- [Written problem] Return all lines below containing the word "Period".

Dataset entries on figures
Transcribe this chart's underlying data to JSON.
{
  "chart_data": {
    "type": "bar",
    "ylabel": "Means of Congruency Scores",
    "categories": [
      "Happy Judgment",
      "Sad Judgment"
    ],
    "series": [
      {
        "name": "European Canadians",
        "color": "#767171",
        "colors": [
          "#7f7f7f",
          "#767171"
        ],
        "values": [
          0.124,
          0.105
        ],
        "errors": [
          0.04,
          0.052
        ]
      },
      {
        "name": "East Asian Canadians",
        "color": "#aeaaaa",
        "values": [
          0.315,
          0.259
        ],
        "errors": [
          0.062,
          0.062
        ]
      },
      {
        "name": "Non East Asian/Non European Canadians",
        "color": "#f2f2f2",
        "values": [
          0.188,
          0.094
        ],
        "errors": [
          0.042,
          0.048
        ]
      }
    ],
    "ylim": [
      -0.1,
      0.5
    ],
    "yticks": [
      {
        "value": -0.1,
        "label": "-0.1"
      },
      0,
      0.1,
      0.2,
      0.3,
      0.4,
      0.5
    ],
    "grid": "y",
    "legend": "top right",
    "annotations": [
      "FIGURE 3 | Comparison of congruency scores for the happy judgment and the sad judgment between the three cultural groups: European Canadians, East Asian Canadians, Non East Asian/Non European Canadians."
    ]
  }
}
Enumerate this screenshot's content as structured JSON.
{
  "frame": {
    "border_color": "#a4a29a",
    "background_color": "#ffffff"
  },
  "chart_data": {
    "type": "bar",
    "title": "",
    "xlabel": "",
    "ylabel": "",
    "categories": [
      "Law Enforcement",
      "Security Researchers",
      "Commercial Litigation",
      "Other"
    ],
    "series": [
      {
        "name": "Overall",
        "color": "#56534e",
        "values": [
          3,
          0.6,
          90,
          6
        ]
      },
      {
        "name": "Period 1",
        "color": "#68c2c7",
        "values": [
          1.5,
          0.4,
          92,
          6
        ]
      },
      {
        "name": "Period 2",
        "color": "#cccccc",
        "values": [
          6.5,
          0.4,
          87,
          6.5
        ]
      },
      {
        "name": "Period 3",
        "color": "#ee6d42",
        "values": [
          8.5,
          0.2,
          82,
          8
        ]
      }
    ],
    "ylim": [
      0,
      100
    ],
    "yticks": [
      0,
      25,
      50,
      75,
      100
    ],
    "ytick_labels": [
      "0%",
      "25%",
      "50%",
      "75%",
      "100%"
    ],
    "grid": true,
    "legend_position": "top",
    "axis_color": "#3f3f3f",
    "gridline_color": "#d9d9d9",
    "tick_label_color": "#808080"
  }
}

- [Full response]
        "name": "Period 1",
        "name": "Period 2",
        "name": "Period 3",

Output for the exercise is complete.